● **Set task**: Scan the data below. Pull out each line where "content" occurs.
— START Provided records —
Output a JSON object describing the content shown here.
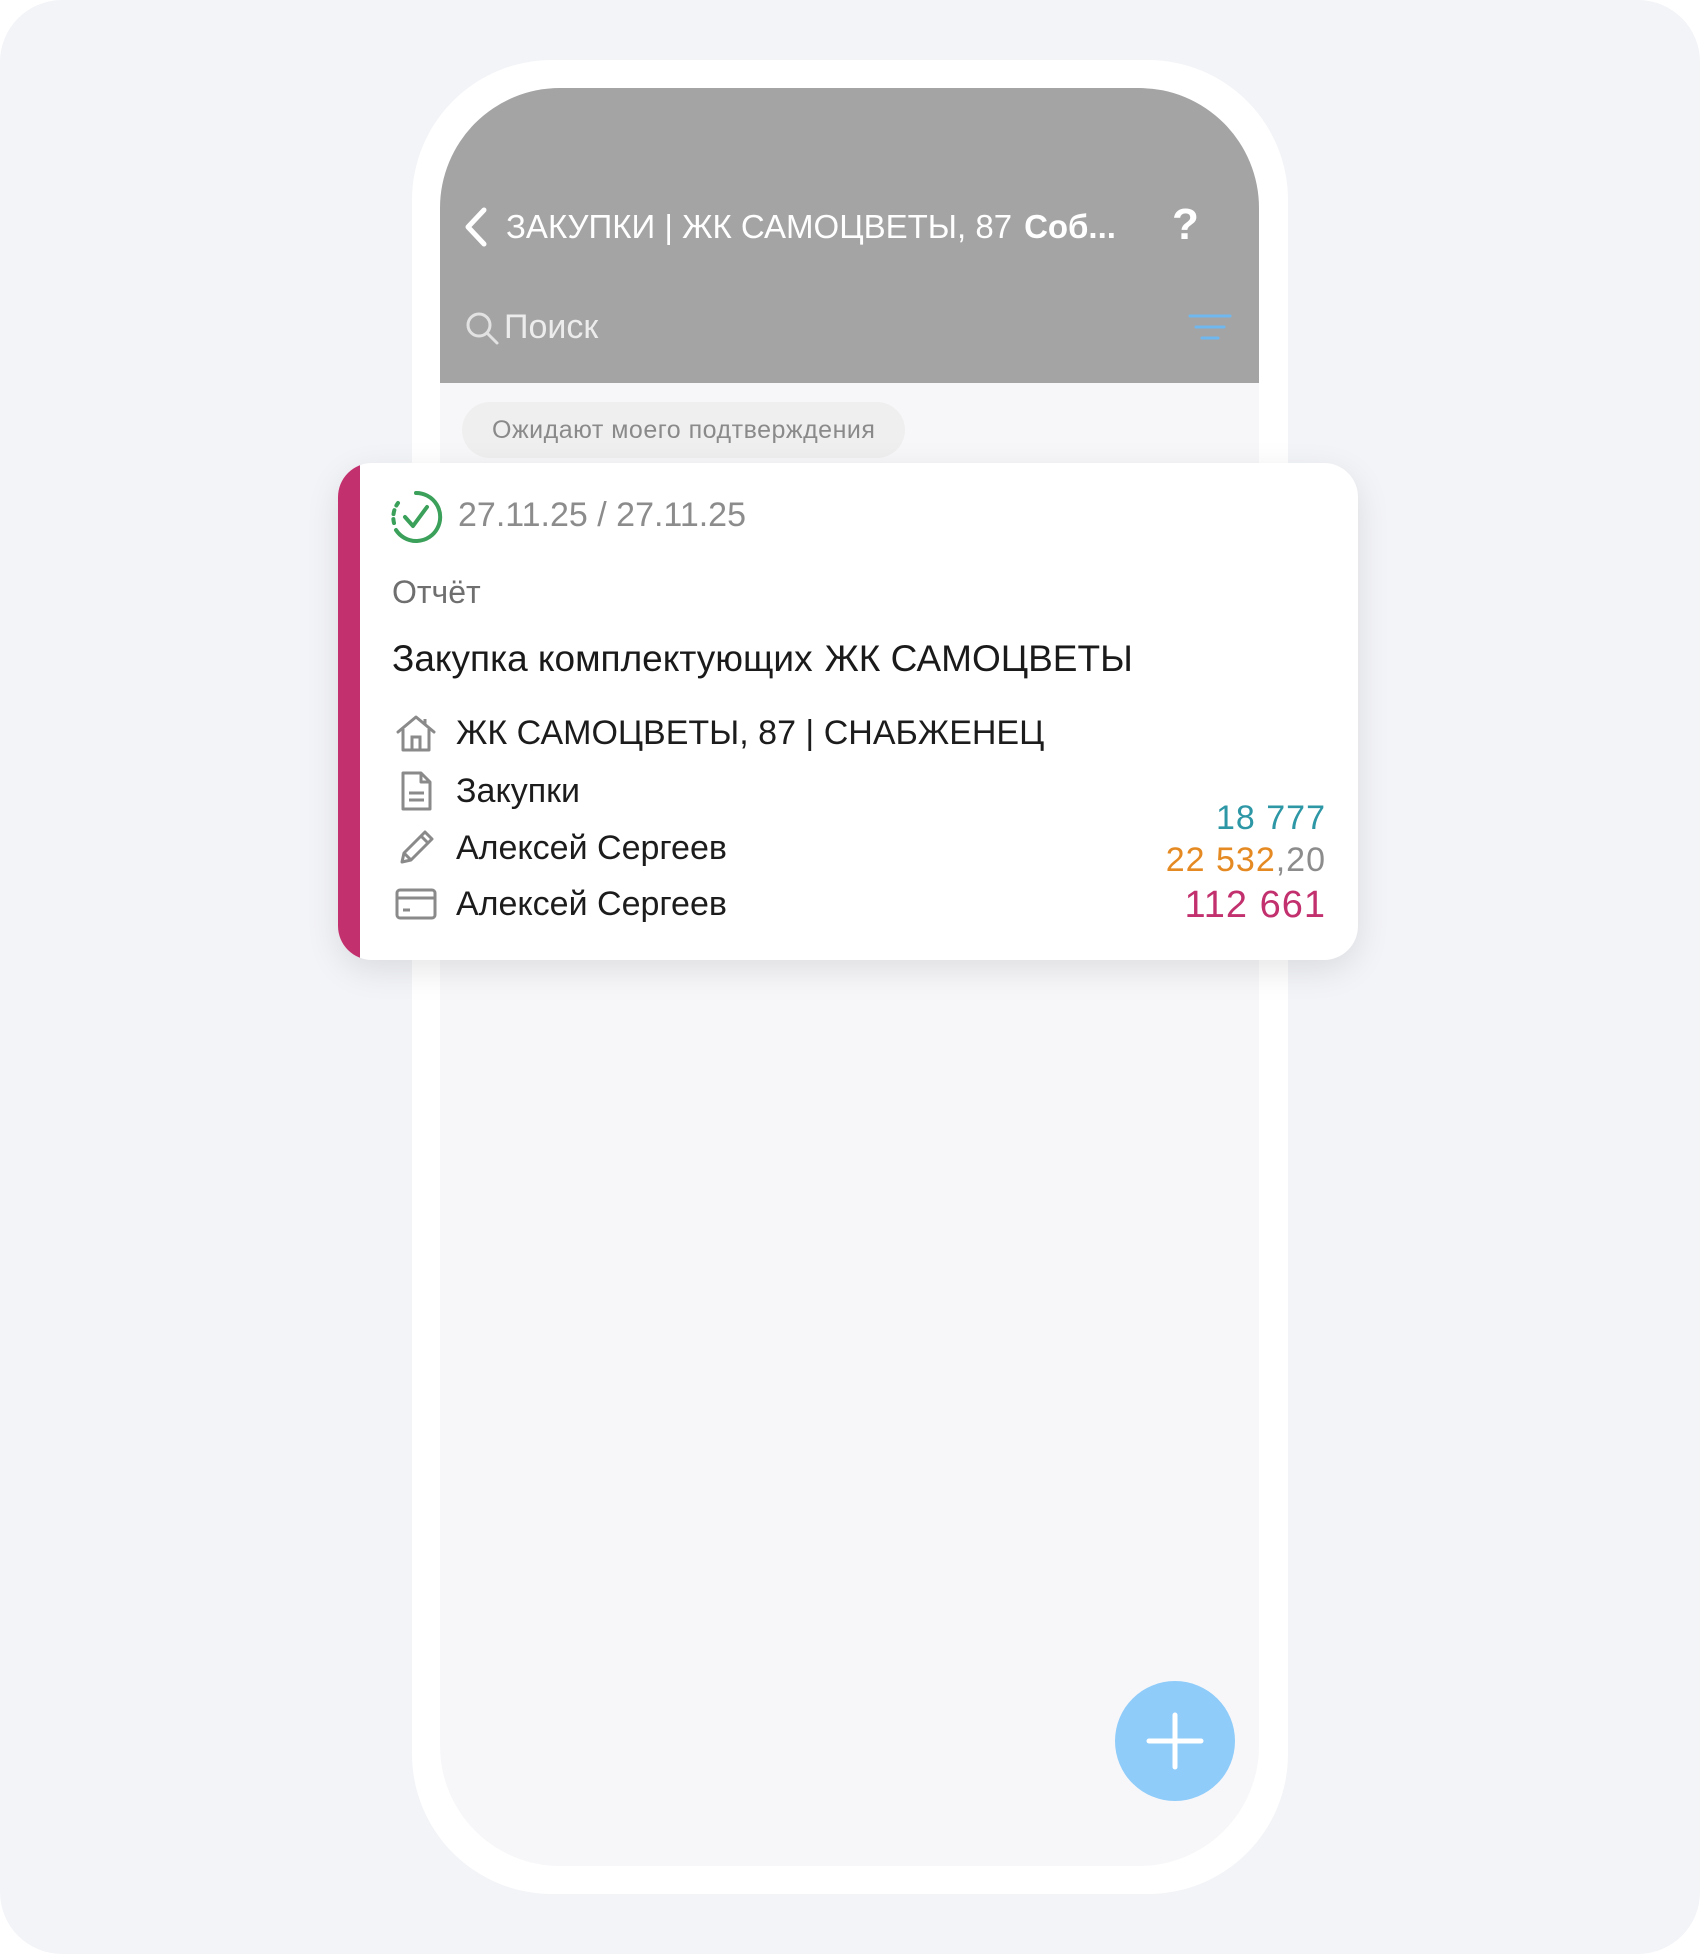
{
  "header": {
    "title_main": "ЗАКУПКИ | ЖК САМОЦВЕТЫ, 87",
    "title_bold": "Соб...",
    "help_label": "?"
  },
  "search": {
    "placeholder": "Поиск"
  },
  "filter_chip": {
    "label": "Ожидают моего подтверждения"
  },
  "card": {
    "accent_color": "#c2306e",
    "status_icon": "check-circle-icon",
    "dates": "27.11.25 / 27.11.25",
    "type": "Отчёт",
    "title_part1": "Закупка комплектующих",
    "title_part2": "ЖК САМОЦВЕТЫ",
    "rows": [
      {
        "icon": "home-icon",
        "text": "ЖК САМОЦВЕТЫ, 87 | СНАБЖЕНЕЦ"
      },
      {
        "icon": "document-icon",
        "text": "Закупки"
      },
      {
        "icon": "pencil-icon",
        "text": "Алексей Сергеев"
      },
      {
        "icon": "card-icon",
        "text": "Алексей Сергеев"
      }
    ],
    "amounts": {
      "first": "18 777",
      "second_int": "22 532",
      "second_dec": ",20",
      "third": "112 661"
    }
  },
  "fab": {
    "icon": "plus-icon"
  },
  "colors": {
    "header_bg": "#a4a4a4",
    "amount_teal": "#2d97a6",
    "amount_orange": "#e58a22",
    "amount_magenta": "#c2306e",
    "fab_bg": "#8fccfa",
    "filter_icon": "#6fb8ef"
  }
}
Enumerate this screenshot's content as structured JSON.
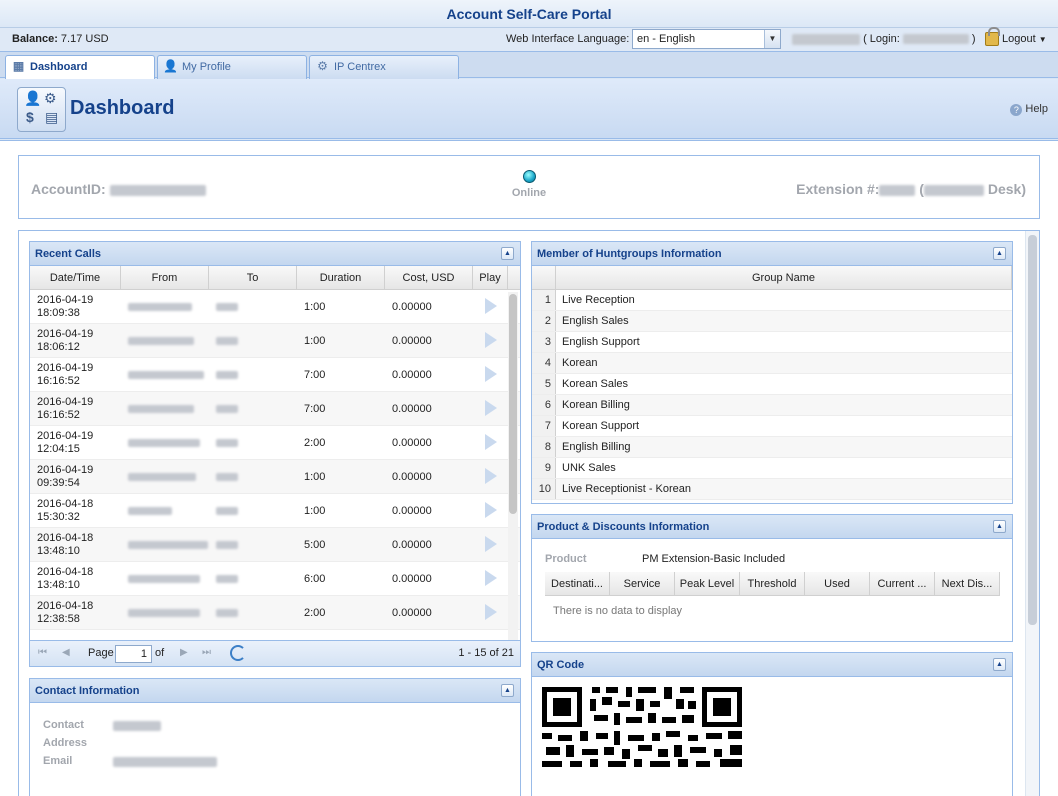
{
  "app": {
    "title": "Account Self-Care Portal"
  },
  "infobar": {
    "balance_label": "Balance:",
    "balance_value": "7.17 USD",
    "language_label": "Web Interface Language:",
    "language_value": "en - English",
    "login_prefix": "( Login:",
    "login_suffix": ")",
    "logout_label": "Logout"
  },
  "tabs": [
    {
      "label": "Dashboard",
      "icon": "dashboard-icon",
      "active": true
    },
    {
      "label": "My Profile",
      "icon": "user-icon",
      "active": false
    },
    {
      "label": "IP Centrex",
      "icon": "gear-icon",
      "active": false
    }
  ],
  "page": {
    "title": "Dashboard",
    "help_label": "Help"
  },
  "account": {
    "id_label": "AccountID:",
    "status": "Online",
    "extension_label": "Extension #:",
    "extension_paren_open": "(",
    "extension_desk": "Desk)"
  },
  "recent_calls": {
    "title": "Recent Calls",
    "columns": [
      "Date/Time",
      "From",
      "To",
      "Duration",
      "Cost, USD",
      "Play"
    ],
    "rows": [
      {
        "date": "2016-04-19",
        "time": "18:09:38",
        "duration": "1:00",
        "cost": "0.00000"
      },
      {
        "date": "2016-04-19",
        "time": "18:06:12",
        "duration": "1:00",
        "cost": "0.00000"
      },
      {
        "date": "2016-04-19",
        "time": "16:16:52",
        "duration": "7:00",
        "cost": "0.00000"
      },
      {
        "date": "2016-04-19",
        "time": "16:16:52",
        "duration": "7:00",
        "cost": "0.00000"
      },
      {
        "date": "2016-04-19",
        "time": "12:04:15",
        "duration": "2:00",
        "cost": "0.00000"
      },
      {
        "date": "2016-04-19",
        "time": "09:39:54",
        "duration": "1:00",
        "cost": "0.00000"
      },
      {
        "date": "2016-04-18",
        "time": "15:30:32",
        "duration": "1:00",
        "cost": "0.00000"
      },
      {
        "date": "2016-04-18",
        "time": "13:48:10",
        "duration": "5:00",
        "cost": "0.00000"
      },
      {
        "date": "2016-04-18",
        "time": "13:48:10",
        "duration": "6:00",
        "cost": "0.00000"
      },
      {
        "date": "2016-04-18",
        "time": "12:38:58",
        "duration": "2:00",
        "cost": "0.00000"
      }
    ],
    "pager": {
      "page_label": "Page",
      "page_value": "1",
      "of_label": "of",
      "summary": "1 - 15 of 21"
    }
  },
  "contact": {
    "title": "Contact Information",
    "labels": [
      "Contact",
      "Address",
      "Email"
    ]
  },
  "huntgroups": {
    "title": "Member of Huntgroups Information",
    "column": "Group Name",
    "rows": [
      {
        "num": "1",
        "name": "Live Reception"
      },
      {
        "num": "2",
        "name": "English Sales"
      },
      {
        "num": "3",
        "name": "English Support"
      },
      {
        "num": "4",
        "name": "Korean"
      },
      {
        "num": "5",
        "name": "Korean Sales"
      },
      {
        "num": "6",
        "name": "Korean Billing"
      },
      {
        "num": "7",
        "name": "Korean Support"
      },
      {
        "num": "8",
        "name": "English Billing"
      },
      {
        "num": "9",
        "name": "UNK Sales"
      },
      {
        "num": "10",
        "name": "Live Receptionist - Korean"
      }
    ]
  },
  "product": {
    "title": "Product & Discounts Information",
    "product_label": "Product",
    "product_value": "PM Extension-Basic Included",
    "columns": [
      "Destinati...",
      "Service",
      "Peak Level",
      "Threshold",
      "Used",
      "Current ...",
      "Next Dis..."
    ],
    "empty_text": "There is no data to display"
  },
  "qr": {
    "title": "QR Code"
  },
  "colors": {
    "accent": "#15428b",
    "panel_border": "#99bbe8",
    "header_bg": "#dae7f6"
  }
}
— END Provided records —
● **Result of this exercise**:
Output a JSON object describing the content shown here.
Enumerate this screenshot's content as structured JSON.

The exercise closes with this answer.